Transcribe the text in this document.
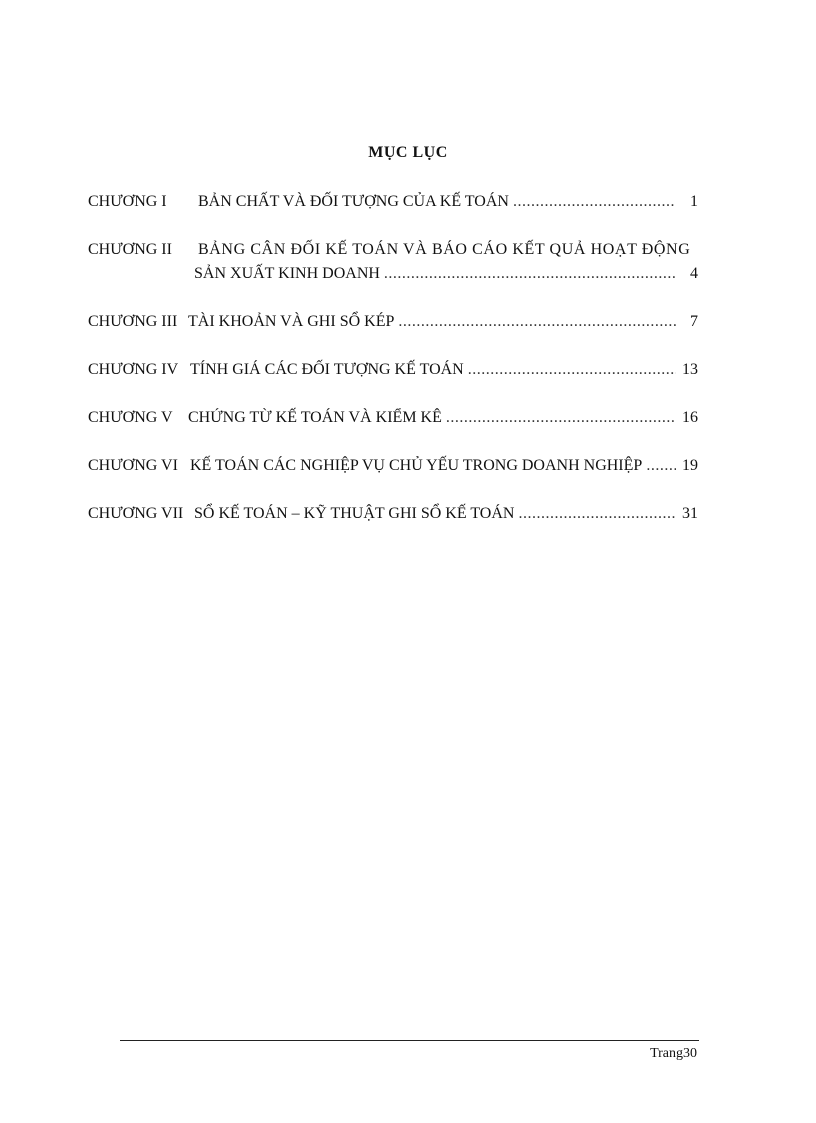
MỤC LỤC
CHƯƠNG I	BẢN CHẤT VÀ ĐỐI TƯỢNG CỦA KẾ TOÁN .....	1
CHƯƠNG II	BẢNG CÂN ĐỐI KẾ TOÁN VÀ BÁO CÁO KẾT QUẢ HOẠT ĐỘNG
SẢN XUẤT KINH DOANH .....	4
CHƯƠNG III TÀI KHOẢN VÀ GHI SỔ KÉP .....	7
CHƯƠNG IV TÍNH GIÁ CÁC ĐỐI TƯỢNG KẾ TOÁN .....	13
CHƯƠNG V CHỨNG TỪ KẾ TOÁN VÀ KIỂM KÊ .....	16
CHƯƠNG VI KẾ TOÁN CÁC NGHIỆP VỤ CHỦ YẾU TRONG DOANH NGHIỆP ..... 19
CHƯƠNG VII SỔ KẾ TOÁN – KỸ THUẬT GHI SỔ KẾ TOÁN .....	31
Trang30
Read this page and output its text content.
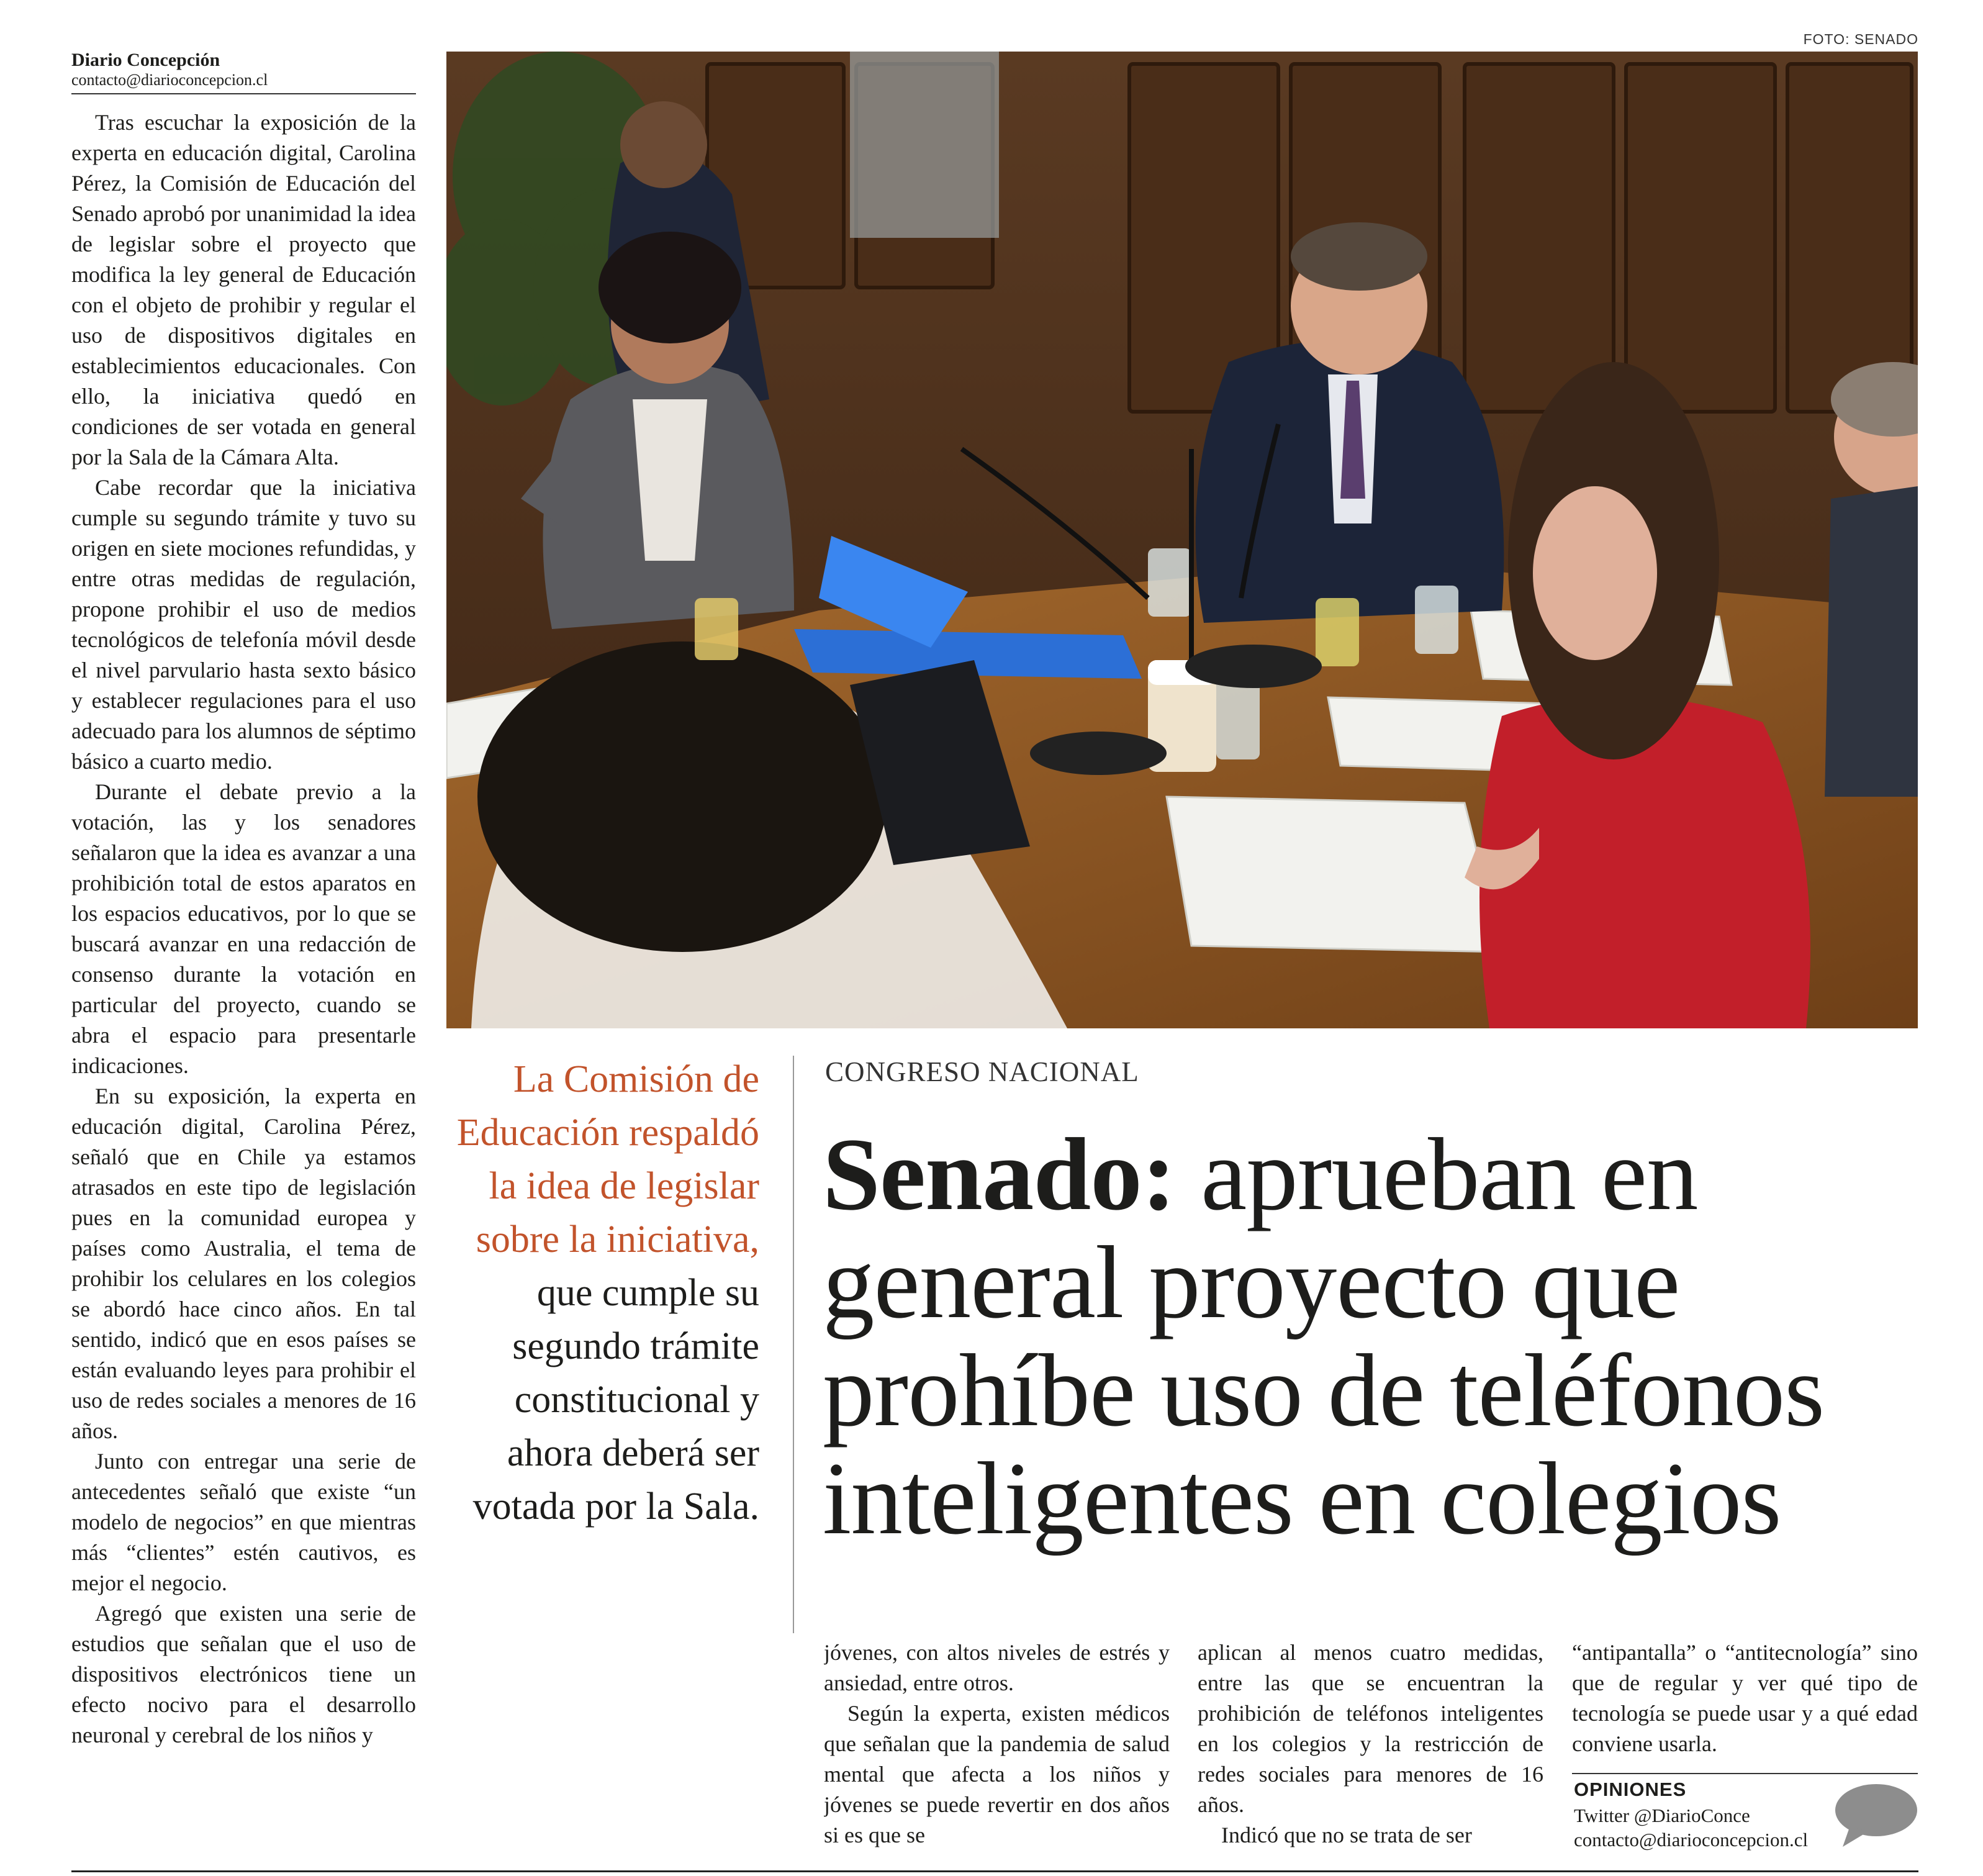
Diario Concepción
contacto@diarioconcepcion.cl

Tras escuchar la exposición de la experta en educación digital, Carolina Pérez, la Comisión de Educación del Senado aprobó por unanimidad la idea de legislar sobre el proyecto que modifica la ley general de Educación con el objeto de prohibir y regular el uso de dispositivos digitales en establecimientos educacionales. Con ello, la iniciativa quedó en condiciones de ser votada en general por la Sala de la Cámara Alta.

Cabe recordar que la iniciativa cumple su segundo trámite y tuvo su origen en siete mociones refundidas, y entre otras medidas de regulación, propone prohibir el uso de medios tecnológicos de telefonía móvil desde el nivel parvulario hasta sexto básico y establecer regulaciones para el uso adecuado para los alumnos de séptimo básico a cuarto medio.

Durante el debate previo a la votación, las y los senadores señalaron que la idea es avanzar a una prohibición total de estos aparatos en los espacios educativos, por lo que se buscará avanzar en una redacción de consenso durante la votación en particular del proyecto, cuando se abra el espacio para presentarle indicaciones.

En su exposición, la experta en educación digital, Carolina Pérez, señaló que en Chile ya estamos atrasados en este tipo de legislación pues en la comunidad europea y países como Australia, el tema de prohibir los celulares en los colegios se abordó hace cinco años. En tal sentido, indicó que en esos países se están evaluando leyes para prohibir el uso de redes sociales a menores de 16 años.

Junto con entregar una serie de antecedentes señaló que existe “un modelo de negocios” en que mientras más “clientes” estén cautivos, es mejor el negocio.

Agregó que existen una serie de estudios que señalan que el uso de dispositivos electrónicos tiene un efecto nocivo para el desarrollo neuronal y cerebral de los niños y

FOTO: SENADO
La Comisión de Educación respaldó la idea de legislar sobre la iniciativa, que cumple su segundo trámite constitucional y ahora deberá ser votada por la Sala.
CONGRESO NACIONAL
Senado: aprueban en general proyecto que prohíbe uso de teléfonos inteligentes en colegios

jóvenes, con altos niveles de estrés y ansiedad, entre otros.

Según la experta, existen médicos que señalan que la pandemia de salud mental que afecta a los niños y jóvenes se puede revertir en dos años si es que se

aplican al menos cuatro medidas, entre las que se encuentran la prohibición de teléfonos inteligentes en los colegios y la restricción de redes sociales para menores de 16 años.

Indicó que no se trata de ser

“antipantalla” o “antitecnología” sino que de regular y ver qué tipo de tecnología se puede usar y a qué edad conviene usarla.

OPINIONES
Twitter @DiarioConce
contacto@diarioconcepcion.cl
________________________________________
Examine the listing and say how many of its lines contain the string "redes". Give the number alone.

__SOLUTION TO THE EXERCISE__
2